> _AVAILABLE DATA_:
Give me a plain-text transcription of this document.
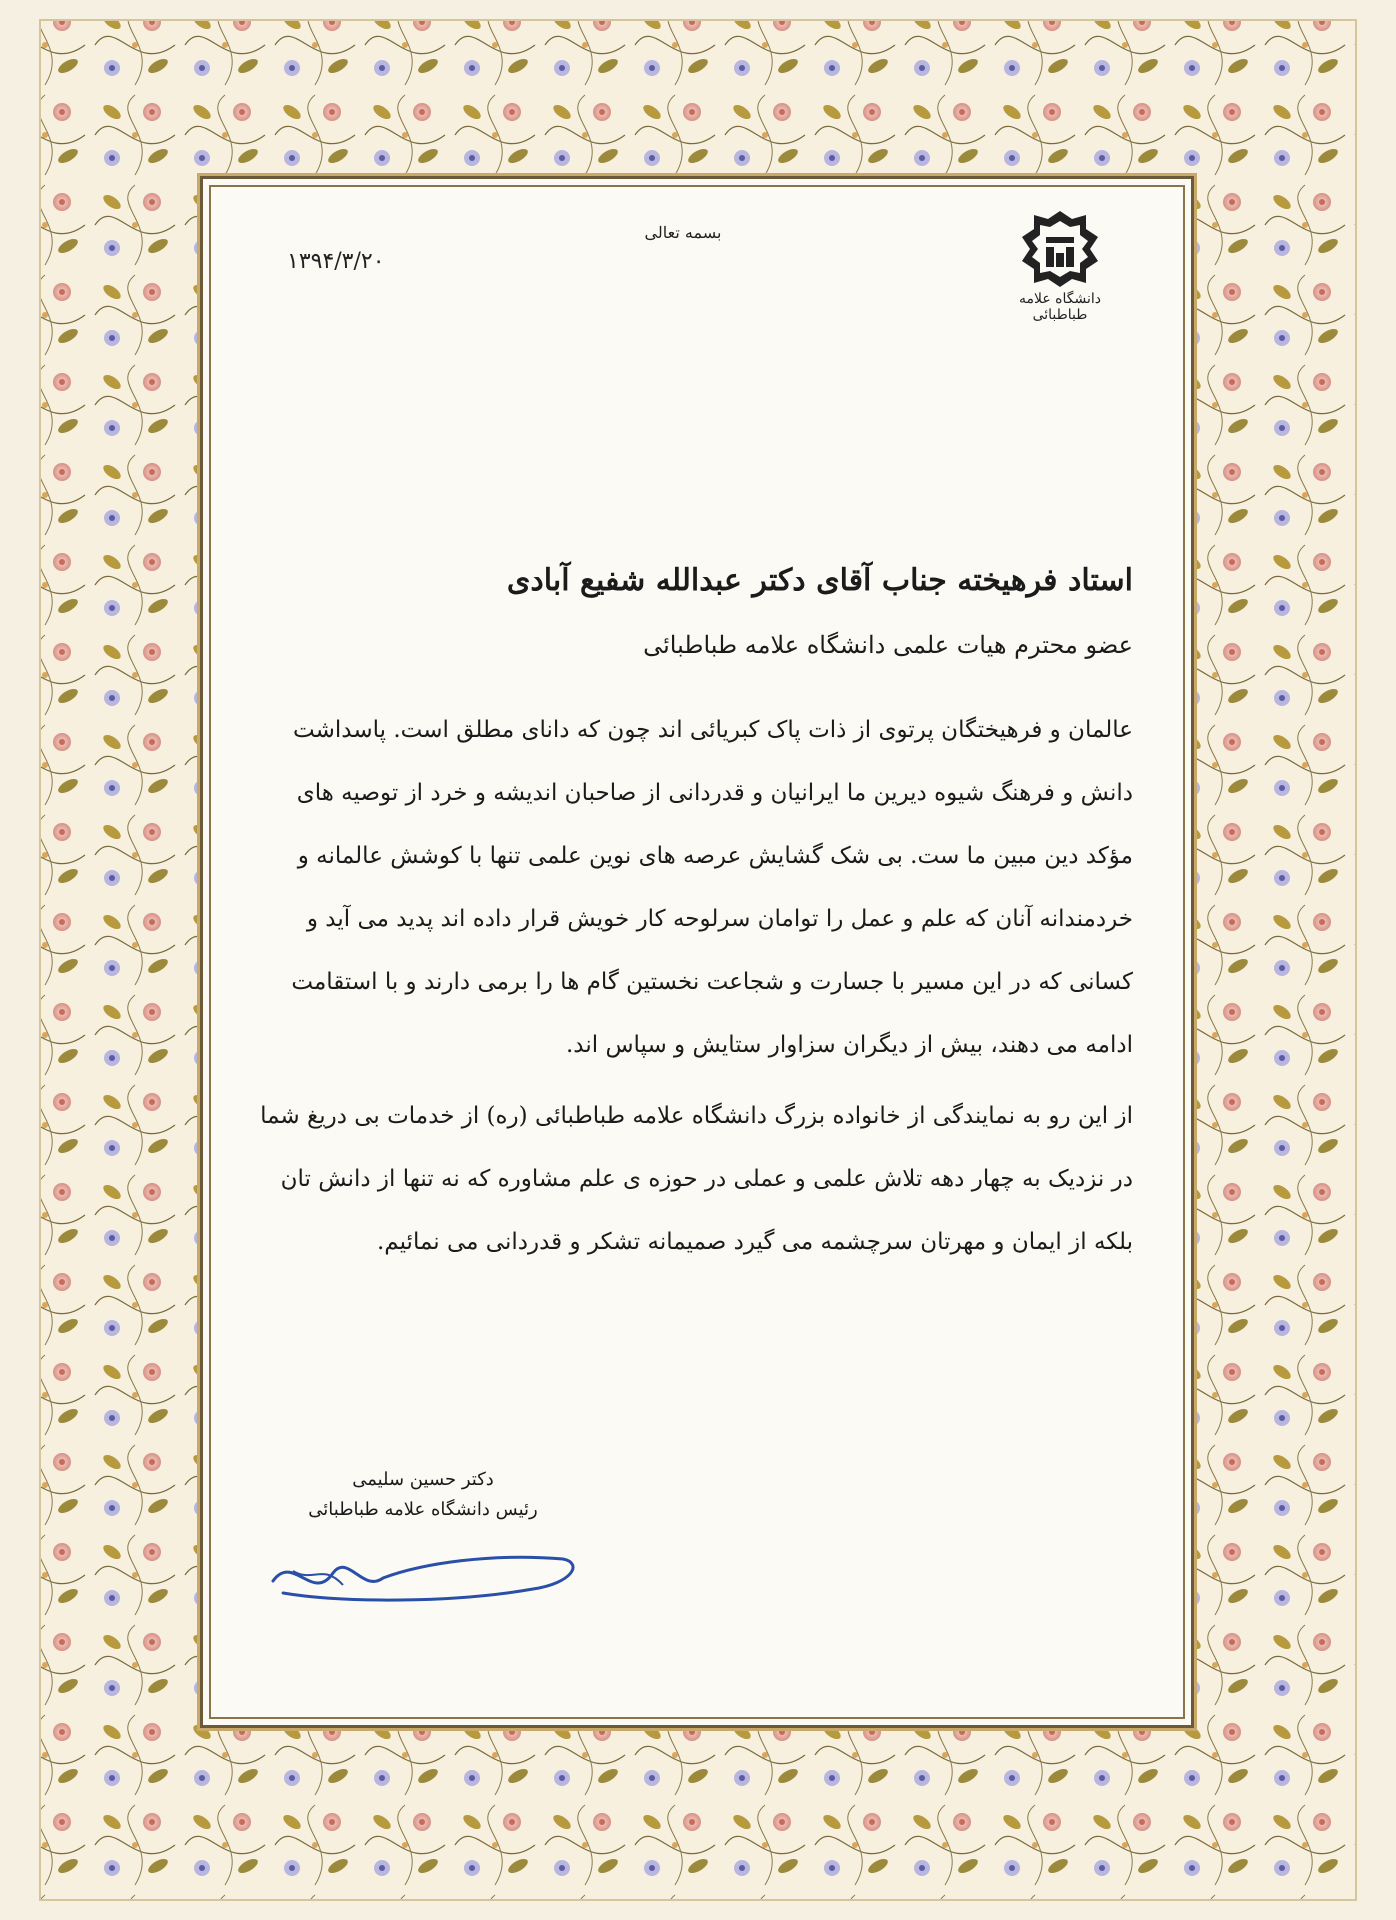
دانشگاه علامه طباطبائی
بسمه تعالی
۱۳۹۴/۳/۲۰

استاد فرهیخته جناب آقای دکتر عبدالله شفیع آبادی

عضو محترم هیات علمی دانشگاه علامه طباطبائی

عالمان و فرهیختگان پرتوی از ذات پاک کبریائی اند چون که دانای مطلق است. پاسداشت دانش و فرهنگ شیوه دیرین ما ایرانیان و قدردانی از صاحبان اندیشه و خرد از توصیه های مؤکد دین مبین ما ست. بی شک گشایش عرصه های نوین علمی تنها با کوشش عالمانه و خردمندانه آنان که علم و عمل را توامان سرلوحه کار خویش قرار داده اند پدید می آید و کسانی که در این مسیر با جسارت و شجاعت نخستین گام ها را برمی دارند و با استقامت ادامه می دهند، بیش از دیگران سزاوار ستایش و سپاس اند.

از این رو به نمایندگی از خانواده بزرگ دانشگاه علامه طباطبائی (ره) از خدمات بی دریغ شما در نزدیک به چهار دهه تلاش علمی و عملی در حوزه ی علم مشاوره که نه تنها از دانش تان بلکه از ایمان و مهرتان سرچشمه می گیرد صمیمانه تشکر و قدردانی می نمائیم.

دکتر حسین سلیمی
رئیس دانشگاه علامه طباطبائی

> _WHAT THE TASK ASKS_: Every line is to be duplicated exactly, though pictures stay out.

> _ANSWER TO THE EXERCISE_:
Give me a plain-text transcription of this document.
دانشگاه علامه طباطبائی
بسمه تعالی
۱۳۹۴/۳/۲۰

استاد فرهیخته جناب آقای دکتر عبدالله شفیع آبادی

عضو محترم هیات علمی دانشگاه علامه طباطبائی

عالمان و فرهیختگان پرتوی از ذات پاک کبریائی اند چون که دانای مطلق است. پاسداشت دانش و فرهنگ شیوه دیرین ما ایرانیان و قدردانی از صاحبان اندیشه و خرد از توصیه های مؤکد دین مبین ما ست. بی شک گشایش عرصه های نوین علمی تنها با کوشش عالمانه و خردمندانه آنان که علم و عمل را توامان سرلوحه کار خویش قرار داده اند پدید می آید و کسانی که در این مسیر با جسارت و شجاعت نخستین گام ها را برمی دارند و با استقامت ادامه می دهند، بیش از دیگران سزاوار ستایش و سپاس اند.

از این رو به نمایندگی از خانواده بزرگ دانشگاه علامه طباطبائی (ره) از خدمات بی دریغ شما در نزدیک به چهار دهه تلاش علمی و عملی در حوزه ی علم مشاوره که نه تنها از دانش تان بلکه از ایمان و مهرتان سرچشمه می گیرد صمیمانه تشکر و قدردانی می نمائیم.

دکتر حسین سلیمی
رئیس دانشگاه علامه طباطبائی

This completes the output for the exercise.